PROBLEM | Gather every line below that contains the string "Zamanı" and copy each one in full. Only matches with the same capitalization count.

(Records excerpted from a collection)
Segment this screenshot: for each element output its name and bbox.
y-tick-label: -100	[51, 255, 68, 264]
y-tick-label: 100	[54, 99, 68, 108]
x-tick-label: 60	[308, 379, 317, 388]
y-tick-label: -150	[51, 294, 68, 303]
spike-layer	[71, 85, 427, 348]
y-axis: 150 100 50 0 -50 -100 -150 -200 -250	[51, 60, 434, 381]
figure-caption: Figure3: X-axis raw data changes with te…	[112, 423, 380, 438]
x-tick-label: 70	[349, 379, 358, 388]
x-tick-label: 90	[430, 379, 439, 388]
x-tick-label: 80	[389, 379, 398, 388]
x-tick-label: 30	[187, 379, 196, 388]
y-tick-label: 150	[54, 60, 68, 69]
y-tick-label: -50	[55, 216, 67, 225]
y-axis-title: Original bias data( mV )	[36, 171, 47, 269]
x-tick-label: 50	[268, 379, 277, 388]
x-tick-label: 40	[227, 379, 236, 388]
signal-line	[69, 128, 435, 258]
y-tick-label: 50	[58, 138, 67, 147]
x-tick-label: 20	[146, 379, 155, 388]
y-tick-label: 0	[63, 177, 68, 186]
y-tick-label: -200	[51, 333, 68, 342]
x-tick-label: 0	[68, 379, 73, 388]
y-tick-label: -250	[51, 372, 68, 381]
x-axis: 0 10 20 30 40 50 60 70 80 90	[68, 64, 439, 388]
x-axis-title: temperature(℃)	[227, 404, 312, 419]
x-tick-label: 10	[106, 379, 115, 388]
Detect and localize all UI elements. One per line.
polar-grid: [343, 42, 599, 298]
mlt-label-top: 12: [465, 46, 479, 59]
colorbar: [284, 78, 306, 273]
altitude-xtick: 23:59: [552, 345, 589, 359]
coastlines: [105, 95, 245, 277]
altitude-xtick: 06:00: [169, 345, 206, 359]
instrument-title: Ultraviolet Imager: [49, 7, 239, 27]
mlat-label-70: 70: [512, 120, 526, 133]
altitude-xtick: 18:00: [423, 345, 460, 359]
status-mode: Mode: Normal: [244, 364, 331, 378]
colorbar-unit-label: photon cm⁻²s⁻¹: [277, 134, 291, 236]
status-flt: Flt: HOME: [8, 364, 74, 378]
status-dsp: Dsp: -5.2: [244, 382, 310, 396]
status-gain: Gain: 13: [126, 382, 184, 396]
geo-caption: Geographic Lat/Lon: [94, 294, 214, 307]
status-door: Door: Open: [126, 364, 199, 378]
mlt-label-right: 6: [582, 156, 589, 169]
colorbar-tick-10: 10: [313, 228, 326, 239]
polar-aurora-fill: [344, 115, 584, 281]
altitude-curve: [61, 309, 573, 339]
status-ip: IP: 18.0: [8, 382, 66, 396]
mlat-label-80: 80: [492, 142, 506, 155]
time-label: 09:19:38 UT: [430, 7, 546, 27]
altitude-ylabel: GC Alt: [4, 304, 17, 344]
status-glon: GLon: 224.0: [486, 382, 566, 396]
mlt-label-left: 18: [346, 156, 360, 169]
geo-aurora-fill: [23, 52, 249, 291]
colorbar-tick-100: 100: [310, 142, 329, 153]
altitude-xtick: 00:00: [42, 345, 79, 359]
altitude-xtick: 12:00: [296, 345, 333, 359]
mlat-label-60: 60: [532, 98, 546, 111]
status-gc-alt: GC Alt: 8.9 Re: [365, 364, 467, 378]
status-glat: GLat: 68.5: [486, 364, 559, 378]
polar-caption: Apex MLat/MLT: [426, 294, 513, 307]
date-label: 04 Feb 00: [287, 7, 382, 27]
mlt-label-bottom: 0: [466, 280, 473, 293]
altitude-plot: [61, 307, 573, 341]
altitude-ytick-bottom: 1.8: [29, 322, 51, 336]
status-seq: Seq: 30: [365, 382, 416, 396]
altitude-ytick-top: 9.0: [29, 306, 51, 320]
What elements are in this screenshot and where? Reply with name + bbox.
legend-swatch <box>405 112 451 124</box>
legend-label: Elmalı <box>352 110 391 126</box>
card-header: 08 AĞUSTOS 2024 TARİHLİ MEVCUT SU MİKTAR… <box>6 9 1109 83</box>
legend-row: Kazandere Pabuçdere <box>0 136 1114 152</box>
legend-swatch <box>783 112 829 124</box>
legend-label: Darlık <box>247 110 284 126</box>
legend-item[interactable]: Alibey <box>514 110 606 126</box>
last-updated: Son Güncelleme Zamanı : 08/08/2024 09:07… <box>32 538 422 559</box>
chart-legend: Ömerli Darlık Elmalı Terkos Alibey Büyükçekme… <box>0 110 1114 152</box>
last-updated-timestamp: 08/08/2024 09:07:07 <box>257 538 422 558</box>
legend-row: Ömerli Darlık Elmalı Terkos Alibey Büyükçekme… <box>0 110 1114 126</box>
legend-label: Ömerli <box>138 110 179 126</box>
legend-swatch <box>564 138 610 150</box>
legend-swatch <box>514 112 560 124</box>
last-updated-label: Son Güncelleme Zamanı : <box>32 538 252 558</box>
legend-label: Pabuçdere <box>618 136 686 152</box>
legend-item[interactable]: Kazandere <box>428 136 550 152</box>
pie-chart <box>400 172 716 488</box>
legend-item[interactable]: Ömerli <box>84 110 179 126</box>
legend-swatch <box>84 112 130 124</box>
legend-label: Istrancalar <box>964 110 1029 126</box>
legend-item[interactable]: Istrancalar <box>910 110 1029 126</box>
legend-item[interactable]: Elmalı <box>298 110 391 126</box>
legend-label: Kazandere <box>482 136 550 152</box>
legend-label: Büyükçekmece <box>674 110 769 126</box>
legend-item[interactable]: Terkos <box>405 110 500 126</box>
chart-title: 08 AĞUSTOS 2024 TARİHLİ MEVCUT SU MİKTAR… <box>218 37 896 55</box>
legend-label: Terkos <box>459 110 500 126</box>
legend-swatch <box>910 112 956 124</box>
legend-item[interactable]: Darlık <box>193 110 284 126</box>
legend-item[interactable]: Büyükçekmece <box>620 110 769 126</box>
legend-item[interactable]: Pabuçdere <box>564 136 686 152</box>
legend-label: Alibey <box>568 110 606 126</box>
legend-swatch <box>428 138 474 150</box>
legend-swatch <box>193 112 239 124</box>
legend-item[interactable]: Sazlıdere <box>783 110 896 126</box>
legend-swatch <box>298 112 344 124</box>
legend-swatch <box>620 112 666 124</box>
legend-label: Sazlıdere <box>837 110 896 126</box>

EXERCISE OUTPUT |
last-updated: Son Güncelleme Zamanı : 08/08/2024 09:07… <box>32 538 422 559</box>
last-updated-label: Son Güncelleme Zamanı : <box>32 538 252 558</box>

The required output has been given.